In the entries below, find the string "rPfCSP" and return each line holding it.
** Opening Data section block **
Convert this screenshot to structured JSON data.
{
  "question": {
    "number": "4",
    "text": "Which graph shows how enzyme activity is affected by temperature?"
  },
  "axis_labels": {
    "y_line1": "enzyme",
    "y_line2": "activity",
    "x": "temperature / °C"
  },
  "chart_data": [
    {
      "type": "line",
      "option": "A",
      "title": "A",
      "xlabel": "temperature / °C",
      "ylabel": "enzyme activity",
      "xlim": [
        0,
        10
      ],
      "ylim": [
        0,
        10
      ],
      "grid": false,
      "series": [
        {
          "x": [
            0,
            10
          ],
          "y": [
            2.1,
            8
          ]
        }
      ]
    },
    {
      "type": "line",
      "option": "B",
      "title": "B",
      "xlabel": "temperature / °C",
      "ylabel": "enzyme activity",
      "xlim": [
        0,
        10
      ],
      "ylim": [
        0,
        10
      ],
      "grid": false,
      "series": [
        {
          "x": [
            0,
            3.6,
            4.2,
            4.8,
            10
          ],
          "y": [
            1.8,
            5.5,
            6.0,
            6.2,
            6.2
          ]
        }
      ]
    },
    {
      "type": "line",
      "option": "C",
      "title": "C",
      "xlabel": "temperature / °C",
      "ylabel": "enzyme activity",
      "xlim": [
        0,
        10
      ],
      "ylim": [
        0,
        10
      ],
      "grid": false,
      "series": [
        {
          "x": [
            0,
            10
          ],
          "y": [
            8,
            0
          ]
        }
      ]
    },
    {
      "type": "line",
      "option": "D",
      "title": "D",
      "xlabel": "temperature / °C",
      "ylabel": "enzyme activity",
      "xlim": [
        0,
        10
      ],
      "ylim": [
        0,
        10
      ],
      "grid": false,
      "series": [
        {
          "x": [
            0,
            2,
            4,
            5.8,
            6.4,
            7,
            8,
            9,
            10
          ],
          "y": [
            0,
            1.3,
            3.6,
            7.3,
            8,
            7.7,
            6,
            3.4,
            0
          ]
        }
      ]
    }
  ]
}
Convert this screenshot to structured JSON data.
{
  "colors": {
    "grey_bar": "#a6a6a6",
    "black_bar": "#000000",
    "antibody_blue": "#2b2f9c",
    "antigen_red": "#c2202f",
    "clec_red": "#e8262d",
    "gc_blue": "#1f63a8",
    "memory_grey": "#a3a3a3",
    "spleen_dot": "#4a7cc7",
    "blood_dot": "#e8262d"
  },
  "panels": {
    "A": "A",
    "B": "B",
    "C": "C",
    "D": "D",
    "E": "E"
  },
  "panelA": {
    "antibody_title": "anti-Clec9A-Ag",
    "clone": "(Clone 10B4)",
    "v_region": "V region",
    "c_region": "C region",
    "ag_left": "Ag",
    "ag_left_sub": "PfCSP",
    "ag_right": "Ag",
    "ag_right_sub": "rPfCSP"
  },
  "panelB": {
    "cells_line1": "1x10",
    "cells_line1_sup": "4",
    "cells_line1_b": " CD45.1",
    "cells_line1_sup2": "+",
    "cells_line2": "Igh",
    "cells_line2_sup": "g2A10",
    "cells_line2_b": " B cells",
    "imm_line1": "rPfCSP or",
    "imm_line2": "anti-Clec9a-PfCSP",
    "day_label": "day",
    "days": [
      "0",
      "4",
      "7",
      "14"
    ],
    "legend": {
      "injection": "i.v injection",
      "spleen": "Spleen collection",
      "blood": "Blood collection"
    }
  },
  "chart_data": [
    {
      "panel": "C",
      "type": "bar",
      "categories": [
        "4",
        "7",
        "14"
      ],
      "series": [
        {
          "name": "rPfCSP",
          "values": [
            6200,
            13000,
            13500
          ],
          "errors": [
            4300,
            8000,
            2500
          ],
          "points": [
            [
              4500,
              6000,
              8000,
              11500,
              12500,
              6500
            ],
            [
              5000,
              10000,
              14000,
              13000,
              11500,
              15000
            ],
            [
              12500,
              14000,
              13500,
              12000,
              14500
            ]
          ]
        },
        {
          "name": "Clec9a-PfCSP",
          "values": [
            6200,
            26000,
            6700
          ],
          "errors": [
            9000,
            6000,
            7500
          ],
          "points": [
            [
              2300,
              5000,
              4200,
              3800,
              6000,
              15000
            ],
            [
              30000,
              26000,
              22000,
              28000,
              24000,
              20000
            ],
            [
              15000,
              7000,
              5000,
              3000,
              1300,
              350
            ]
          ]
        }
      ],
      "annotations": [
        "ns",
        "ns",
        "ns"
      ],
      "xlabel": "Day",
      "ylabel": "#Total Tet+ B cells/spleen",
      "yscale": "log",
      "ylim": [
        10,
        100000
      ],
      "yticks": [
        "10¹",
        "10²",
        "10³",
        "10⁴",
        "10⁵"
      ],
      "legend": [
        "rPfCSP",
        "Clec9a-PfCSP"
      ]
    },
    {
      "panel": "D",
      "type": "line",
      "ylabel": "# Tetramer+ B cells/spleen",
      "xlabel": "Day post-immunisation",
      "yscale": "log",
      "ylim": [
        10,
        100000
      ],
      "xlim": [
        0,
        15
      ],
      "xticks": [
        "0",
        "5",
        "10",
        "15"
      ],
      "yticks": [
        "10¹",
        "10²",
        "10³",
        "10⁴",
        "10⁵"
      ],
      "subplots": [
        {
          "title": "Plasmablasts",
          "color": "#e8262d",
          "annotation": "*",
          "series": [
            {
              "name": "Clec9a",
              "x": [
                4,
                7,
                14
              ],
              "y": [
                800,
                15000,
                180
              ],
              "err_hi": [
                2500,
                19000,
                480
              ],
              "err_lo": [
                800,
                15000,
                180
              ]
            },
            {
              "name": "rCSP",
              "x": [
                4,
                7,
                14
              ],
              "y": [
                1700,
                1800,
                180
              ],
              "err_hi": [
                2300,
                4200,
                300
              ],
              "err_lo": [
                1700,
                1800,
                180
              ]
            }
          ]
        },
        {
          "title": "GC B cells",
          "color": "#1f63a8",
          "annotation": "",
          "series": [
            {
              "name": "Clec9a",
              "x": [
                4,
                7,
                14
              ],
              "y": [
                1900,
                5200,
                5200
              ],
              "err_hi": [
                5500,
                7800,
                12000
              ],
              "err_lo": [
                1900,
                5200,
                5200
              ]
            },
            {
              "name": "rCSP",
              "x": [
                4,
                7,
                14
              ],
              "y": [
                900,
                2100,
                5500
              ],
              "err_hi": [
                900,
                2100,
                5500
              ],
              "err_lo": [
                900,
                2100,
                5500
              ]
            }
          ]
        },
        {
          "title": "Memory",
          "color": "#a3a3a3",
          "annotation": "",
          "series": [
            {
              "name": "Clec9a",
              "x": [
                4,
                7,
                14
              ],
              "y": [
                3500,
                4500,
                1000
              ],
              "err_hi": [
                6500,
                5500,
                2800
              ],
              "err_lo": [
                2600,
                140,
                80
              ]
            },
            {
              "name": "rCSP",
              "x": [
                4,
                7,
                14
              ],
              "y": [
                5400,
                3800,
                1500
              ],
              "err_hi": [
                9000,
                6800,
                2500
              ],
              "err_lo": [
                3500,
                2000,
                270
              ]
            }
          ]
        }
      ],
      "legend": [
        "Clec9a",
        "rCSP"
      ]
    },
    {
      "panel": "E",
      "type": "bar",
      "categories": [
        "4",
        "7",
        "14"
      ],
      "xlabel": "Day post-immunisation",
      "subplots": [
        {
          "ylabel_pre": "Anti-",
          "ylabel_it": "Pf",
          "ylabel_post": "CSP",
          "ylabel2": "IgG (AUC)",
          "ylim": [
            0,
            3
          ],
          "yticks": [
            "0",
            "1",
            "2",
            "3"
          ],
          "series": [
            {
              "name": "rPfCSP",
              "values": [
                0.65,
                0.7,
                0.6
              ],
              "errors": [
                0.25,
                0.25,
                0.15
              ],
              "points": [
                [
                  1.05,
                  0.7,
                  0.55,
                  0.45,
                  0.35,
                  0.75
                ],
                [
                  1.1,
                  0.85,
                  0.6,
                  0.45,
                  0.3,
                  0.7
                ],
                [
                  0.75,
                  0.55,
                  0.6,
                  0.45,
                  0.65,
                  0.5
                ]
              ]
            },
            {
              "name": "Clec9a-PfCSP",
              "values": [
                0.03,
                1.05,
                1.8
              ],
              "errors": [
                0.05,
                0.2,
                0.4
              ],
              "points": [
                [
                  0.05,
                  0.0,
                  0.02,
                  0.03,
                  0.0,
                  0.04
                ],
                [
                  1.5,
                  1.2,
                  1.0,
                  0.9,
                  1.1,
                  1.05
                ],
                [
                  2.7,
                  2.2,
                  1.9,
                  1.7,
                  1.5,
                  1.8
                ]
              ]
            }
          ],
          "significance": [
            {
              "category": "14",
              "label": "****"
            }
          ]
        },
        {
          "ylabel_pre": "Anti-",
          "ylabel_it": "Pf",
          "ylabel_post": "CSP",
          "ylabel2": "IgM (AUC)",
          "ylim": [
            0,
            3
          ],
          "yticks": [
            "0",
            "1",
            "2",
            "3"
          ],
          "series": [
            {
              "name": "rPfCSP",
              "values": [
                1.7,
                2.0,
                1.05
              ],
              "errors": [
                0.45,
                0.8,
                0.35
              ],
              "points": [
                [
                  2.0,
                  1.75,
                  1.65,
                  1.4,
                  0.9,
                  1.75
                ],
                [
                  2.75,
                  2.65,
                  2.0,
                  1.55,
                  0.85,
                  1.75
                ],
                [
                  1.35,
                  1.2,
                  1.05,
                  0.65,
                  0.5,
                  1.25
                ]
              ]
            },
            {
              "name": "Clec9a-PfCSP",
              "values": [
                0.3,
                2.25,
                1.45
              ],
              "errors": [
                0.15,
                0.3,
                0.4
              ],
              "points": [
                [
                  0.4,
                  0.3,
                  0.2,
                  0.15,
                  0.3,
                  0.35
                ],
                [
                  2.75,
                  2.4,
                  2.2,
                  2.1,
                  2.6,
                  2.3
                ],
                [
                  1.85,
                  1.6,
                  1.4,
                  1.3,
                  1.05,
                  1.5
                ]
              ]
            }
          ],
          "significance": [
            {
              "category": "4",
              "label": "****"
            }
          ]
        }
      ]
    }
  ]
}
** Closing Data section block **
Response below
    "ag_right_sub": "rPfCSP"
    "imm_line1": "rPfCSP or",
          "name": "rPfCSP",
        "rPfCSP",
              "name": "rPfCSP",
              "name": "rPfCSP",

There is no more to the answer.